TASK STATEMENT - Extract the whole listing as it stands. Do not include the pictures.

===== MATERIAL SHOWN =====

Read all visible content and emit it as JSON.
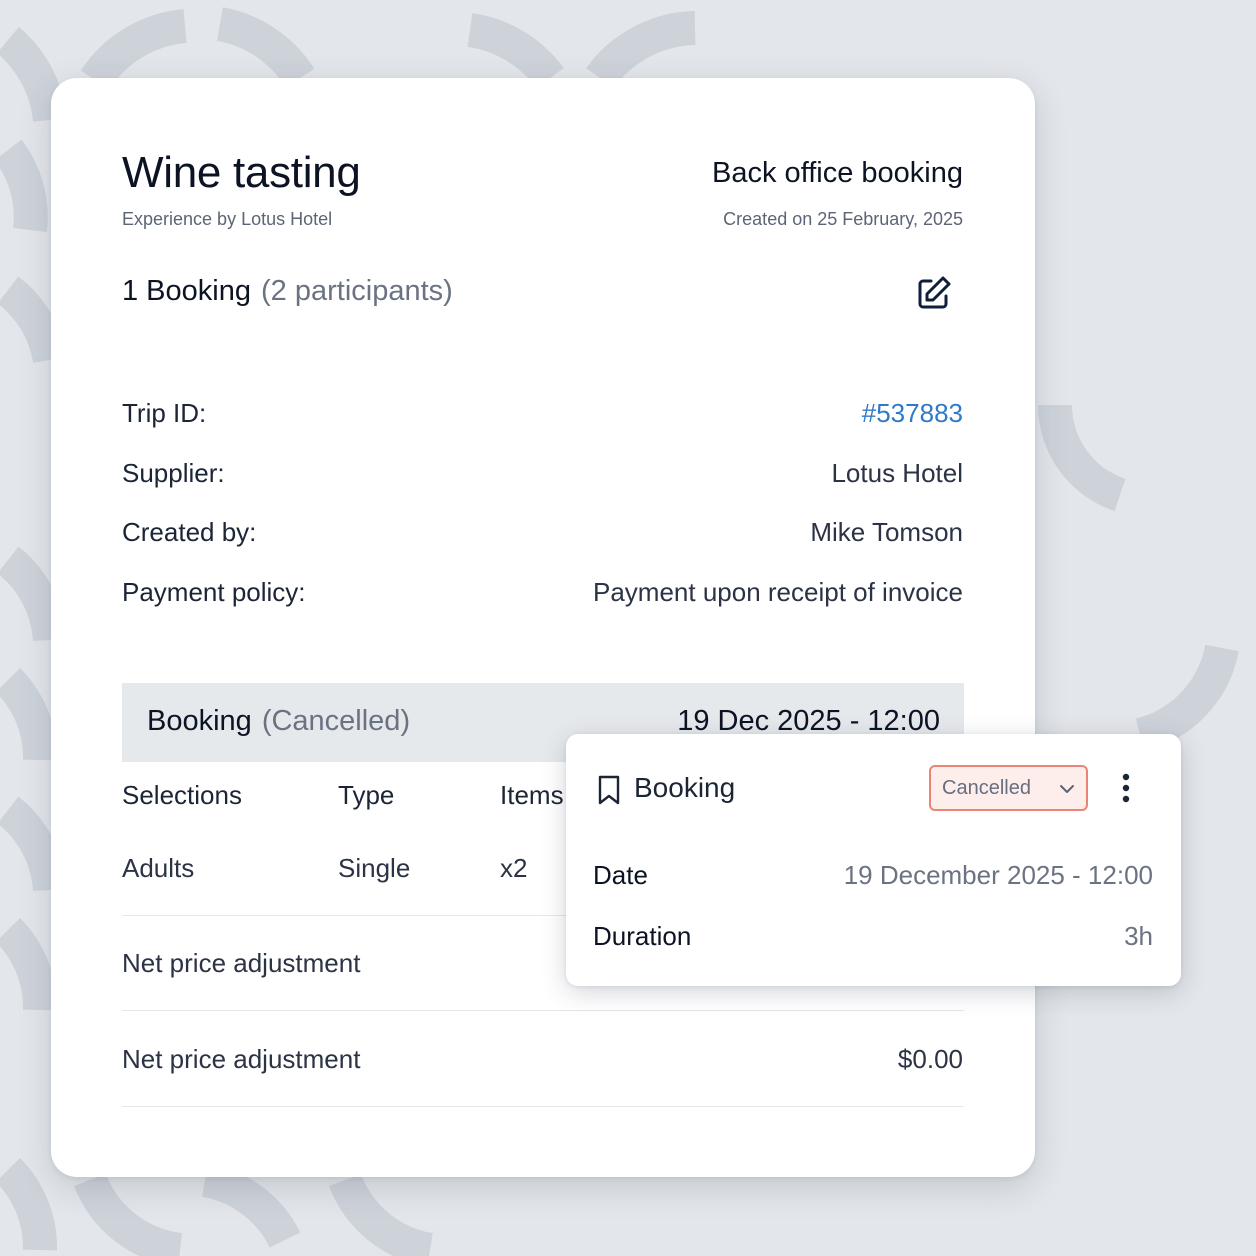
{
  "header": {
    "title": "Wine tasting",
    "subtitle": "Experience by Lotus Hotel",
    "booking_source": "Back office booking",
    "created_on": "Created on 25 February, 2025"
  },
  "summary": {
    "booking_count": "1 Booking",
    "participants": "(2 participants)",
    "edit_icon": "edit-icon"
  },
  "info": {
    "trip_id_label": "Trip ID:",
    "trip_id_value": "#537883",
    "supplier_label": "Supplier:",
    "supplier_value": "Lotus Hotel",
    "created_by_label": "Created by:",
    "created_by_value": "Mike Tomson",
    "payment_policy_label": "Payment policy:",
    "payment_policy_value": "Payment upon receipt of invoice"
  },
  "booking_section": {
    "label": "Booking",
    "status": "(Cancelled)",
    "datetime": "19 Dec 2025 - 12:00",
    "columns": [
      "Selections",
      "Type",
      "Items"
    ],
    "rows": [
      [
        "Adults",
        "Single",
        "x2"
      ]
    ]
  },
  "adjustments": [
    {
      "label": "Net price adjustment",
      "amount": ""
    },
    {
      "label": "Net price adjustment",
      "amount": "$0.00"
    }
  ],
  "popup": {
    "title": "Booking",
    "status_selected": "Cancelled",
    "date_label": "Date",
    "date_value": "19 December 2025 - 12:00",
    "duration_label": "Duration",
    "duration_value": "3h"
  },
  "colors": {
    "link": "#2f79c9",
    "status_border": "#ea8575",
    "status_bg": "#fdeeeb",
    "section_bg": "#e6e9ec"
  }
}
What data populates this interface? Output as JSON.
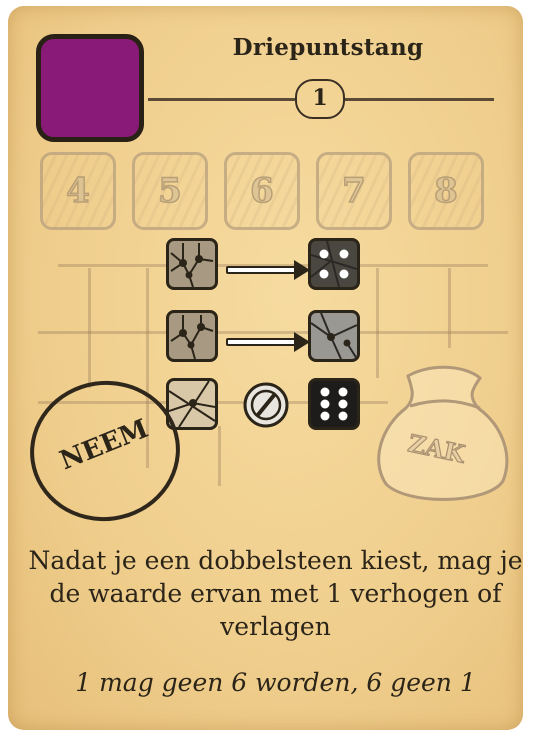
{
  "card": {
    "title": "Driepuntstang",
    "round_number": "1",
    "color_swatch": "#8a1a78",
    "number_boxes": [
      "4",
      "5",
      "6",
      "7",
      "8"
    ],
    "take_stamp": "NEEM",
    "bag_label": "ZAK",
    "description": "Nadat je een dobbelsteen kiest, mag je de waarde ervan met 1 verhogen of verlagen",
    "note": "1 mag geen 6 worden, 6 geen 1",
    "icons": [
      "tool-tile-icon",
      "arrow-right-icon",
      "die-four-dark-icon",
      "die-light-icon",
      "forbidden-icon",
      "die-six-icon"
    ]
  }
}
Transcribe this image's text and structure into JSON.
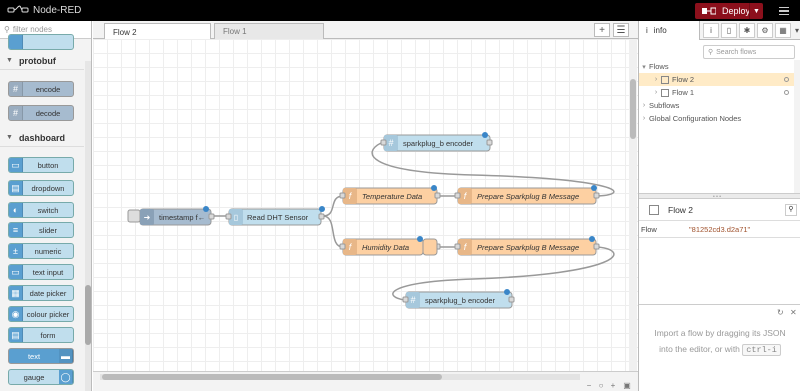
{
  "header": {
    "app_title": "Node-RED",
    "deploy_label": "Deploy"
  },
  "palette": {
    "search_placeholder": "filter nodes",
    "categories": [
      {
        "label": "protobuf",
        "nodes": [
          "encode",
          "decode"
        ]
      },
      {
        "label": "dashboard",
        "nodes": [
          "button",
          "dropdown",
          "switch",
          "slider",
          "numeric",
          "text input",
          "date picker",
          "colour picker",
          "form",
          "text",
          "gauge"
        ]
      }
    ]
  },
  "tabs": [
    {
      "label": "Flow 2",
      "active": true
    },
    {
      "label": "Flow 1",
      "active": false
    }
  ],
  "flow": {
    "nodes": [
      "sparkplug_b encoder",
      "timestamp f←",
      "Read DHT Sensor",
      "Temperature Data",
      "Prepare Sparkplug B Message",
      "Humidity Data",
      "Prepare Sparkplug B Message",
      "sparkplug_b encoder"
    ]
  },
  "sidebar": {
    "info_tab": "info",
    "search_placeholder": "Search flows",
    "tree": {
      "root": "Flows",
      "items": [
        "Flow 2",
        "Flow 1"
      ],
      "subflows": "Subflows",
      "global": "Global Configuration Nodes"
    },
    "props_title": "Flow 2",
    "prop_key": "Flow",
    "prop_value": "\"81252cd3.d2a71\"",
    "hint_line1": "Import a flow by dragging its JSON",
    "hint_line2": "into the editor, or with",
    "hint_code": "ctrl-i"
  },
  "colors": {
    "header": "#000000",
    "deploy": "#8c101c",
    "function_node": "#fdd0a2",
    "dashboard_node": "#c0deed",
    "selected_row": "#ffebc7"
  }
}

=====

RESULT OF THIS EXERCISE -
Read all visible content and emit it as JSON.
{
  "header": {
    "title": "Wine tasting",
    "subtitle": "Experience by Lotus Hotel",
    "booking_source": "Back office booking",
    "created_on": "Created on 25 February, 2025"
  },
  "summary": {
    "booking_count": "1 Booking",
    "participants": "(2 participants)",
    "edit_icon": "edit-icon"
  },
  "info": {
    "trip_id_label": "Trip ID:",
    "trip_id_value": "#537883",
    "supplier_label": "Supplier:",
    "supplier_value": "Lotus Hotel",
    "created_by_label": "Created by:",
    "created_by_value": "Mike Tomson",
    "payment_policy_label": "Payment policy:",
    "payment_policy_value": "Payment upon receipt of invoice"
  },
  "booking_section": {
    "label": "Booking",
    "status": "(Cancelled)",
    "datetime": "19 Dec 2025 - 12:00",
    "columns": [
      "Selections",
      "Type",
      "Items"
    ],
    "rows": [
      [
        "Adults",
        "Single",
        "x2"
      ]
    ]
  },
  "adjustments": [
    {
      "label": "Net price adjustment",
      "amount": ""
    },
    {
      "label": "Net price adjustment",
      "amount": "$0.00"
    }
  ],
  "popup": {
    "title": "Booking",
    "status_selected": "Cancelled",
    "date_label": "Date",
    "date_value": "19 December 2025 - 12:00",
    "duration_label": "Duration",
    "duration_value": "3h"
  },
  "colors": {
    "link": "#2f79c9",
    "status_border": "#ea8575",
    "status_bg": "#fdeeeb",
    "section_bg": "#e6e9ec"
  }
}
What data populates this interface? Output as JSON.
{
  "card": {
    "title": "Driepuntstang",
    "round_number": "1",
    "color_swatch": "#8a1a78",
    "number_boxes": [
      "4",
      "5",
      "6",
      "7",
      "8"
    ],
    "take_stamp": "NEEM",
    "bag_label": "ZAK",
    "description": "Nadat je een dobbelsteen kiest, mag je de waarde ervan met 1 verhogen of verlagen",
    "note": "1 mag geen 6 worden, 6 geen 1",
    "icons": [
      "tool-tile-icon",
      "arrow-right-icon",
      "die-four-dark-icon",
      "die-light-icon",
      "forbidden-icon",
      "die-six-icon"
    ]
  }
}
Transcribe this image's text and structure into JSON.
{
  "header": {
    "app_title": "Node-RED",
    "deploy_label": "Deploy"
  },
  "palette": {
    "search_placeholder": "filter nodes",
    "categories": [
      {
        "label": "protobuf",
        "nodes": [
          "encode",
          "decode"
        ]
      },
      {
        "label": "dashboard",
        "nodes": [
          "button",
          "dropdown",
          "switch",
          "slider",
          "numeric",
          "text input",
          "date picker",
          "colour picker",
          "form",
          "text",
          "gauge"
        ]
      }
    ]
  },
  "tabs": [
    {
      "label": "Flow 2",
      "active": true
    },
    {
      "label": "Flow 1",
      "active": false
    }
  ],
  "flow": {
    "nodes": [
      "sparkplug_b encoder",
      "timestamp f←",
      "Read DHT Sensor",
      "Temperature Data",
      "Prepare Sparkplug B Message",
      "Humidity Data",
      "Prepare Sparkplug B Message",
      "sparkplug_b encoder"
    ]
  },
  "sidebar": {
    "info_tab": "info",
    "search_placeholder": "Search flows",
    "tree": {
      "root": "Flows",
      "items": [
        "Flow 2",
        "Flow 1"
      ],
      "subflows": "Subflows",
      "global": "Global Configuration Nodes"
    },
    "props_title": "Flow 2",
    "prop_key": "Flow",
    "prop_value": "\"81252cd3.d2a71\"",
    "hint_line1": "Import a flow by dragging its JSON",
    "hint_line2": "into the editor, or with",
    "hint_code": "ctrl-i"
  },
  "colors": {
    "header": "#000000",
    "deploy": "#8c101c",
    "function_node": "#fdd0a2",
    "dashboard_node": "#c0deed",
    "selected_row": "#ffebc7"
  }
}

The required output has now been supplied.